> _TASK INSTRUCTIONS_:
Return the complete listing that follows, with each line reproduced exactly.

● ● ● ●

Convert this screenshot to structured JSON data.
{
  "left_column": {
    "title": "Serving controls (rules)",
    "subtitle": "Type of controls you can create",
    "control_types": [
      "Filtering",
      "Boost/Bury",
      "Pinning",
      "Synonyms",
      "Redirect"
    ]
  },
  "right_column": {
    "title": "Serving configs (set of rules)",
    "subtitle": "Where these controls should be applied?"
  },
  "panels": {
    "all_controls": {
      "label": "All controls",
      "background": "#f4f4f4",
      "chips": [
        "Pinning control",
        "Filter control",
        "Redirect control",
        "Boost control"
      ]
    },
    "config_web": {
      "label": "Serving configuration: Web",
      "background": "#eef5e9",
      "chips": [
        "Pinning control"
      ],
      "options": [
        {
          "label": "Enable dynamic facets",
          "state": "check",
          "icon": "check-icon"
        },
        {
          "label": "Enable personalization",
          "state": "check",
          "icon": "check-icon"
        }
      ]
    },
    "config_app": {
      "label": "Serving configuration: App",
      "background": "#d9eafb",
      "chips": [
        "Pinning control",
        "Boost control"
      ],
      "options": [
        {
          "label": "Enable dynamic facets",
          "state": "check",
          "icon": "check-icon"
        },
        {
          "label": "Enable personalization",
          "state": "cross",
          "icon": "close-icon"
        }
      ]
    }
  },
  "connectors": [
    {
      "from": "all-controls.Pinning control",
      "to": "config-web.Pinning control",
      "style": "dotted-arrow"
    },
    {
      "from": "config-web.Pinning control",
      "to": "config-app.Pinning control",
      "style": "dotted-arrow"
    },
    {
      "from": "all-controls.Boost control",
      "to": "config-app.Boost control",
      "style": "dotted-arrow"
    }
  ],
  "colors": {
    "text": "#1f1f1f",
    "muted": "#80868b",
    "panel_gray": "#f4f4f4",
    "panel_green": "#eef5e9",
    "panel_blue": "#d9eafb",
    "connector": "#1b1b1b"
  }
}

● ● ● ●

> _RIGHT ANSWER_:
Convert this screenshot to structured JSON data.
{
  "left_column": {
    "title": "Serving controls (rules)",
    "subtitle": "Type of controls you can create",
    "control_types": [
      "Filtering",
      "Boost/Bury",
      "Pinning",
      "Synonyms",
      "Redirect"
    ]
  },
  "right_column": {
    "title": "Serving configs (set of rules)",
    "subtitle": "Where these controls should be applied?"
  },
  "panels": {
    "all_controls": {
      "label": "All controls",
      "background": "#f4f4f4",
      "chips": [
        "Pinning control",
        "Filter control",
        "Redirect control",
        "Boost control"
      ]
    },
    "config_web": {
      "label": "Serving configuration: Web",
      "background": "#eef5e9",
      "chips": [
        "Pinning control"
      ],
      "options": [
        {
          "label": "Enable dynamic facets",
          "state": "check",
          "icon": "check-icon"
        },
        {
          "label": "Enable personalization",
          "state": "check",
          "icon": "check-icon"
        }
      ]
    },
    "config_app": {
      "label": "Serving configuration: App",
      "background": "#d9eafb",
      "chips": [
        "Pinning control",
        "Boost control"
      ],
      "options": [
        {
          "label": "Enable dynamic facets",
          "state": "check",
          "icon": "check-icon"
        },
        {
          "label": "Enable personalization",
          "state": "cross",
          "icon": "close-icon"
        }
      ]
    }
  },
  "connectors": [
    {
      "from": "all-controls.Pinning control",
      "to": "config-web.Pinning control",
      "style": "dotted-arrow"
    },
    {
      "from": "config-web.Pinning control",
      "to": "config-app.Pinning control",
      "style": "dotted-arrow"
    },
    {
      "from": "all-controls.Boost control",
      "to": "config-app.Boost control",
      "style": "dotted-arrow"
    }
  ],
  "colors": {
    "text": "#1f1f1f",
    "muted": "#80868b",
    "panel_gray": "#f4f4f4",
    "panel_green": "#eef5e9",
    "panel_blue": "#d9eafb",
    "connector": "#1b1b1b"
  }
}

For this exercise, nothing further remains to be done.